Задания:
(a) Перескажите, пожалуйста, короче или списком абзац фрагмента о гимназиях, который начинается словами «В грязных классах». Сохраните главные факты.
(b) Назовите, сколько строк записей содержат слово «data». Регистр учитывается.

Текстовый фрагмент:
К началу века и в Москве, и в Петербурге появились гимназии продвинутого типа, в основном частные. До Царского Села новации не дошли. И Мариинская, женская, и Николаевская, мужская, были, увы, казенными и в прямом, и в переносном смысле. Выпускницы «Мариинки» (Аня Горенко называла ее «бурсой») воспоминаний о своей «альма-матер» не оставили. Но вряд ли она сильно отличалась от Николаевской, несмотря на то что ее директором был образованный филолог и замечательный поэт Иннокентий Федорович Анненский. Вот что пишет в мемуарной заметке о своем старшем однокашнике Гумилеве один из воспитанников:
«В грязных классах, за изрезанными партами, галдели и безобразничали усатые лодыри, ухитрившиеся просидеть в каждом классе по два года, а то и больше. Учителя были под стать своим питомцам. Пьяненьким приходил в класс и уютно подхрапывал на кафедре отец дьякон. Хохлатой больной птицей хмурился из-под нависших седых бровей полусумасшедший учитель математики… Сам Анненский появлялся в коридорах раза два, три в неделю, не чаще… Аненнский был окружен плотной, двигающейся вместе с ним толпой гимназистов, любивших его за то, что с ним можно было совершенно не считаться. Стоял несусветный галдеж…»

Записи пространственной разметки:
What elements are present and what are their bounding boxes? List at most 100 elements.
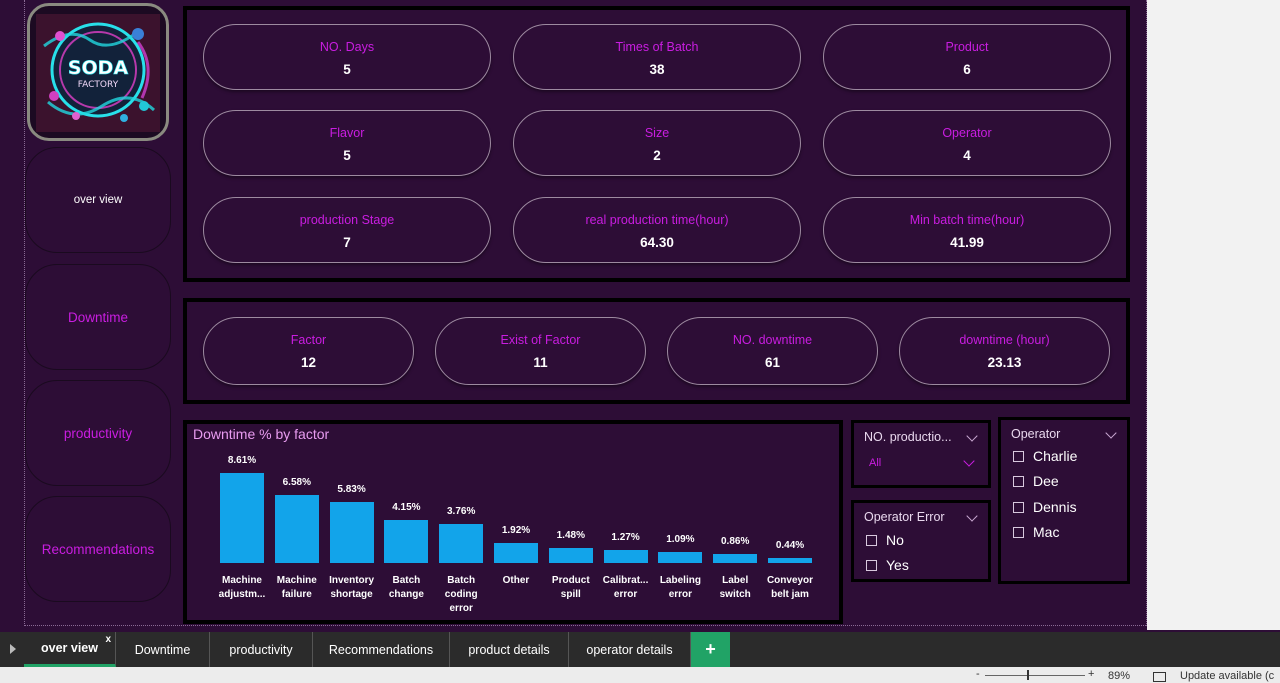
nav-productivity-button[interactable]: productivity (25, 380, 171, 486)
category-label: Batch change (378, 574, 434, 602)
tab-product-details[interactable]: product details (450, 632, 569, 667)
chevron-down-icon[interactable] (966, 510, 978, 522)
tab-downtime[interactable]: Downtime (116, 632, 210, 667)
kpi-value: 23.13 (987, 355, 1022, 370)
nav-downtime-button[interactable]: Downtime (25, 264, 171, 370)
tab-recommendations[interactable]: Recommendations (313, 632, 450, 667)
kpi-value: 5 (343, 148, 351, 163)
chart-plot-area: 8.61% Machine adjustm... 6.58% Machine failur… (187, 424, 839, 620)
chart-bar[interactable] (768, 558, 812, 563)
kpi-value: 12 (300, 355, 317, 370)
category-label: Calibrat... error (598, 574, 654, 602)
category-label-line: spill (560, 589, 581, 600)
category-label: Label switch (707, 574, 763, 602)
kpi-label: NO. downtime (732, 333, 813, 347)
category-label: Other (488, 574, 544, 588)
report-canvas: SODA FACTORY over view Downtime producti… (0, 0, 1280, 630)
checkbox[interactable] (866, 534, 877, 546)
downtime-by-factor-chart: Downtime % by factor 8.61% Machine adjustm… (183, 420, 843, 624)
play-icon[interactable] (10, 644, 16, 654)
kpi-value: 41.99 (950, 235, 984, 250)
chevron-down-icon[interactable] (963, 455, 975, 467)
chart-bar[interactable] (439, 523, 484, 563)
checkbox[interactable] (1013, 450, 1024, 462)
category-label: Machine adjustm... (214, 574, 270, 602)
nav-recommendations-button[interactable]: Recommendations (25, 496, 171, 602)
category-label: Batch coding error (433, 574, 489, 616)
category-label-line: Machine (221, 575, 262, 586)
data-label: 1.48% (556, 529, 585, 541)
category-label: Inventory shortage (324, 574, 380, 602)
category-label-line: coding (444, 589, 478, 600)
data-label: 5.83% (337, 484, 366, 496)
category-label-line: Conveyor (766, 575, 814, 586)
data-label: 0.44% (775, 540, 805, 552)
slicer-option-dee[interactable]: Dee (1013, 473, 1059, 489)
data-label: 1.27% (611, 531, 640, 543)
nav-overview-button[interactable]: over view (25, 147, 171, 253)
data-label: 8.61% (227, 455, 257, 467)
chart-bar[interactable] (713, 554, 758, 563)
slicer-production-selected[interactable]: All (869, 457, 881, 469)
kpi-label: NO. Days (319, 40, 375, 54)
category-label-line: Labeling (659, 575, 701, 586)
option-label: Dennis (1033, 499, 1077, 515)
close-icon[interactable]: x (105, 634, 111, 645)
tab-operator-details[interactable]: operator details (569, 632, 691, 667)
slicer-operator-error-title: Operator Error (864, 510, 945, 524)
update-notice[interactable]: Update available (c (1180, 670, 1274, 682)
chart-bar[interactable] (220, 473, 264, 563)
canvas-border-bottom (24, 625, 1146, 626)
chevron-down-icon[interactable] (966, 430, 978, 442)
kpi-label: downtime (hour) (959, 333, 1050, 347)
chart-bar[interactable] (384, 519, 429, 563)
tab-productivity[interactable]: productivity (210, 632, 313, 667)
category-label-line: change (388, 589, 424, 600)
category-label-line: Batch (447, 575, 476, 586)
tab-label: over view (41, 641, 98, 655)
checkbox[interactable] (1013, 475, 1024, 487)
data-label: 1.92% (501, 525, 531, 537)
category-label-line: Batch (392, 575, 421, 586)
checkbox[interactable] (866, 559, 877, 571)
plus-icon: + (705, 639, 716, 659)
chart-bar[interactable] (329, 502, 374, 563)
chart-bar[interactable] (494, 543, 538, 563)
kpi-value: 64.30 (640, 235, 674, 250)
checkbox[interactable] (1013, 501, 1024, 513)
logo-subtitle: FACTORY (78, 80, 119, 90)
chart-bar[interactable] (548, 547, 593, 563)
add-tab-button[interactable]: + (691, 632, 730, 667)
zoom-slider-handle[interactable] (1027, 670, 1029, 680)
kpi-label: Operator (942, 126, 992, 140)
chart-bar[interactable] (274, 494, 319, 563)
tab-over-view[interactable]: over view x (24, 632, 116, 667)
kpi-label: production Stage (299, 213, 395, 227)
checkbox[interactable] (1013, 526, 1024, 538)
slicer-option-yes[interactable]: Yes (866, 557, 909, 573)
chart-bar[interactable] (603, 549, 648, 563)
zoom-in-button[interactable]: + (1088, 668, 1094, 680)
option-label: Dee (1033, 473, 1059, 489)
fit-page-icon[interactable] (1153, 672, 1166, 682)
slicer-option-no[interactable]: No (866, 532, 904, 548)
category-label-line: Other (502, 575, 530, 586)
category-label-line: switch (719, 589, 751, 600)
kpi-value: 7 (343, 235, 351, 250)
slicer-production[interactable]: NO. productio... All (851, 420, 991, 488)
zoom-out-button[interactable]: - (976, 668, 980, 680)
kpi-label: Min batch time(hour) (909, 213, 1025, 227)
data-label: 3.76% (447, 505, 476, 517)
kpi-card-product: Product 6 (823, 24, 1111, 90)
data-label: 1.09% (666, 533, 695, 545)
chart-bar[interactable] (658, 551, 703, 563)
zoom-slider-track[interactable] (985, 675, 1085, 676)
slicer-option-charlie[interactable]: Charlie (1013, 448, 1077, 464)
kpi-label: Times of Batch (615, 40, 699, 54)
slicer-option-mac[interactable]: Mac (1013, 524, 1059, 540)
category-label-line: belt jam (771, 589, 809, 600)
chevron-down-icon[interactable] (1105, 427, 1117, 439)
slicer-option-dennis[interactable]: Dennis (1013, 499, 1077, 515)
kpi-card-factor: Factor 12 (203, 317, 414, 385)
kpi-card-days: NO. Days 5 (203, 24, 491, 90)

Ответы:
(a)
- Классы грязные, парты изрезаны. Там шумели и безобразничали усатые лодыри, которые сидели в каждом классе по два года и больше.
- Учителя были под стать ученикам. Отец дьякон приходил в класс пьяным и похрапывал на кафедре. Полусумасшедший учитель математики хмурился, словно больная птица.
- Анненский появлялся в коридорах два-три раза в неделю, не чаще.
- Его окружала толпа гимназистов. Они любили его за то, что с ним можно было совсем не считаться.
- Стоял страшный галдеж.

(b) 8